From the records below, copy every line that contains the word "object".

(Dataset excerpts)
--- Start ---

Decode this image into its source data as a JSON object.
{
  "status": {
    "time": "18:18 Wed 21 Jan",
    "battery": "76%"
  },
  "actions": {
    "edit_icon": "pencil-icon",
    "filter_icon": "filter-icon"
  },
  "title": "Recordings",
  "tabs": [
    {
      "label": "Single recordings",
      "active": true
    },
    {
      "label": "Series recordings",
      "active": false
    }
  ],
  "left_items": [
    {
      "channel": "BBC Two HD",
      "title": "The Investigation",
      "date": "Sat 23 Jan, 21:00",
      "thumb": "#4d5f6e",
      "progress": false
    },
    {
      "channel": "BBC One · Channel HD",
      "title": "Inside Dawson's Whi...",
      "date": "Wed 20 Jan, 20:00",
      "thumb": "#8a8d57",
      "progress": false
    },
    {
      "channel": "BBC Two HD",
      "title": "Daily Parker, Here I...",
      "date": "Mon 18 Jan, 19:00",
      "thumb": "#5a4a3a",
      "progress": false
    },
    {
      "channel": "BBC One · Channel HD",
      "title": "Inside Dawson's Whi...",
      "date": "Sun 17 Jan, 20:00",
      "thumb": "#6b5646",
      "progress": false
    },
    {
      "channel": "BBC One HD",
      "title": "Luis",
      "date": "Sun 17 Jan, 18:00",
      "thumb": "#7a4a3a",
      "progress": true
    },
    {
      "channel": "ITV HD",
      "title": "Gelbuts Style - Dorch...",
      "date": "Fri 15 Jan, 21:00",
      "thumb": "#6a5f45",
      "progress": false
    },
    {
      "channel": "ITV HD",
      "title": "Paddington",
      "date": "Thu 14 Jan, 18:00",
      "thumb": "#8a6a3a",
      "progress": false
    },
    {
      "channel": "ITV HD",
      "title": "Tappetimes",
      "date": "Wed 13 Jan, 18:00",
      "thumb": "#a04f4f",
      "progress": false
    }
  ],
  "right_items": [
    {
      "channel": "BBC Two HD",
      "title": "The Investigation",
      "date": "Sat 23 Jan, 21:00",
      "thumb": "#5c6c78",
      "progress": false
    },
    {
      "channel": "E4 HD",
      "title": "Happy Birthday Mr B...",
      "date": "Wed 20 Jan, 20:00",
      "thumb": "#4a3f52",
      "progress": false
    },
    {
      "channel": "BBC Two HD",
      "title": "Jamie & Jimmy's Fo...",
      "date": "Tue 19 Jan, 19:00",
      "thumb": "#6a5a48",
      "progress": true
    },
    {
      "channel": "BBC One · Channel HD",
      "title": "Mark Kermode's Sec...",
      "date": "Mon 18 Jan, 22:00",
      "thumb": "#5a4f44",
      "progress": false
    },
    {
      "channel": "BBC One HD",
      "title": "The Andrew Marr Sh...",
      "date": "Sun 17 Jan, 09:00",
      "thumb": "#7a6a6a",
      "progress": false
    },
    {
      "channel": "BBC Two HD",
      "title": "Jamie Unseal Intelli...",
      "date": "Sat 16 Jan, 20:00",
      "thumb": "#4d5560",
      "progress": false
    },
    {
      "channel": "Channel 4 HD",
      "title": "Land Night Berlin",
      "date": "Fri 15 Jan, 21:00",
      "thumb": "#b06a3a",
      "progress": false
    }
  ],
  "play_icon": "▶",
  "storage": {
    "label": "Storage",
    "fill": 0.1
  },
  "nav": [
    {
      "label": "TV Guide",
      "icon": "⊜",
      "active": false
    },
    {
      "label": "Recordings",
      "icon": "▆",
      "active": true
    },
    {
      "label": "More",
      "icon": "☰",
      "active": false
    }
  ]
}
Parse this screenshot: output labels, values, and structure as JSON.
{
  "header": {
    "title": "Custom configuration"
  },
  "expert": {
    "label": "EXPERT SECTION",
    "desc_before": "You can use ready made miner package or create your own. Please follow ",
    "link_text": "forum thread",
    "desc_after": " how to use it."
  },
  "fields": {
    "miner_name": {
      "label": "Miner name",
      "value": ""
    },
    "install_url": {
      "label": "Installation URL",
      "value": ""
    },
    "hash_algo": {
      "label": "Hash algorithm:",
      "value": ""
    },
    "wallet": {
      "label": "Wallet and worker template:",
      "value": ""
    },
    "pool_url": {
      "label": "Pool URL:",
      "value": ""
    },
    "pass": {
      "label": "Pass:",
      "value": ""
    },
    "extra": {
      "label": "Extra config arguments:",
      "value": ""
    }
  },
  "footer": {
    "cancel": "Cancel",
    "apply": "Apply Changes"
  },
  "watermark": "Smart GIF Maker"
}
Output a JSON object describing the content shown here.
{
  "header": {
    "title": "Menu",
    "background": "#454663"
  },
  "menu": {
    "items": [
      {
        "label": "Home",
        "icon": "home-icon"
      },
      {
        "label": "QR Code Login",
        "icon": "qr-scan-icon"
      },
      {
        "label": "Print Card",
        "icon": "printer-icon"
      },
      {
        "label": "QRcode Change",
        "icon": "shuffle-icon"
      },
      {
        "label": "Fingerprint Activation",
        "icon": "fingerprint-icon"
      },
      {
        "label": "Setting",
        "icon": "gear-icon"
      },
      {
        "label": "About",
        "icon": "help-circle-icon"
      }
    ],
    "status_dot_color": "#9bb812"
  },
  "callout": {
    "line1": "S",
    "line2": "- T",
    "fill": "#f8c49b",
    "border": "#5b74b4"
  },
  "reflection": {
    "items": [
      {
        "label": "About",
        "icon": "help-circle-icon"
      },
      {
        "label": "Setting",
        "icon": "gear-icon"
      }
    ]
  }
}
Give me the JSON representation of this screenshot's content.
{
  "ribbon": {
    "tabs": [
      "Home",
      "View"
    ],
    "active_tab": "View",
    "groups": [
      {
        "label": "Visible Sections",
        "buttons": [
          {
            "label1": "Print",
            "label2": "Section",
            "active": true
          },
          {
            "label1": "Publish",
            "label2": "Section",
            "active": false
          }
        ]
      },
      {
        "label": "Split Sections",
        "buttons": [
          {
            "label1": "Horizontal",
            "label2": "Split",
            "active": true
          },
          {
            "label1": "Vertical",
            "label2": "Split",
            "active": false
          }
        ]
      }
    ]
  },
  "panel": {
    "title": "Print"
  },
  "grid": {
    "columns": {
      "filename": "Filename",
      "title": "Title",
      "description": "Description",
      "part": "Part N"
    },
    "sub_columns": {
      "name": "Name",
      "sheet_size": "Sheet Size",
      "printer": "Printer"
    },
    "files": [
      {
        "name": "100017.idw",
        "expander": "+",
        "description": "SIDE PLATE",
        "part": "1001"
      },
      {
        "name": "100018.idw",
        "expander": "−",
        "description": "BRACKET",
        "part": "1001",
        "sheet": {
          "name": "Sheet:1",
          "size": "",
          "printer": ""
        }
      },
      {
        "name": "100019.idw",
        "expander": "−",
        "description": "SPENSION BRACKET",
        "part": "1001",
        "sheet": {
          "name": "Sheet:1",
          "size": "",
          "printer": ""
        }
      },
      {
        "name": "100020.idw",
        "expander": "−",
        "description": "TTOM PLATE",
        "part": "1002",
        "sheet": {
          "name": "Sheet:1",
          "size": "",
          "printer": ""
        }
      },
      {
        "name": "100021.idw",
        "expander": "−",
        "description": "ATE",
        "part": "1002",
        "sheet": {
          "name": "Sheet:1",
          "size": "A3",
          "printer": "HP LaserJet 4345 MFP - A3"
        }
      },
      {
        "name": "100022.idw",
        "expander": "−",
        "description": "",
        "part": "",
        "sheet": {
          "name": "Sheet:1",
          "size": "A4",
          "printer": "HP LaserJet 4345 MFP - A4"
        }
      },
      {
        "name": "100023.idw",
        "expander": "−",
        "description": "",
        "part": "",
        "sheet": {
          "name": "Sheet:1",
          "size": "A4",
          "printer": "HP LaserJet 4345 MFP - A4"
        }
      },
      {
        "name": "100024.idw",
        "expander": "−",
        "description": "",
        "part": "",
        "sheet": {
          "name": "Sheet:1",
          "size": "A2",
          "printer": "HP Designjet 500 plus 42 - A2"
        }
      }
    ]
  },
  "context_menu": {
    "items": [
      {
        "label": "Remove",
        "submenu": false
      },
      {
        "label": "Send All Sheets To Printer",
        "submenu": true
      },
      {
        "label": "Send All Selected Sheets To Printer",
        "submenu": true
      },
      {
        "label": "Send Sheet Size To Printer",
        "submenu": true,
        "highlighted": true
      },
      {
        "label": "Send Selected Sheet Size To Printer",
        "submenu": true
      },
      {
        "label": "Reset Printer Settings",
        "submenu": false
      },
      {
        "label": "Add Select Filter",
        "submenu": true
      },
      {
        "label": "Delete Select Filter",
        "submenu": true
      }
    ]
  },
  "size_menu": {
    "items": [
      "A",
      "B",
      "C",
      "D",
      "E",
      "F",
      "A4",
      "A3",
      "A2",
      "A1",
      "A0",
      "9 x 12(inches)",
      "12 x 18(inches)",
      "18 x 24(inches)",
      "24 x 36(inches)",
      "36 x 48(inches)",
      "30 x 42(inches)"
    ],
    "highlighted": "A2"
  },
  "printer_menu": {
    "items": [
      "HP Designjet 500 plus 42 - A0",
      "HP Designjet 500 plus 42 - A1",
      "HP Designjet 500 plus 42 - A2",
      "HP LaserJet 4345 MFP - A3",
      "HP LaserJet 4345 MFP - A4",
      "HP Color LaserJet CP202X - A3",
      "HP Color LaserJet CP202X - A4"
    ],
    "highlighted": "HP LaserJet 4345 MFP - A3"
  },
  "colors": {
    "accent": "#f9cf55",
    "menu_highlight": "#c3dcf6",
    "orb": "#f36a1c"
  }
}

--- End ---

The solution:
Decode this image into its source data as a JSON object.
Output a JSON object describing the content shown here.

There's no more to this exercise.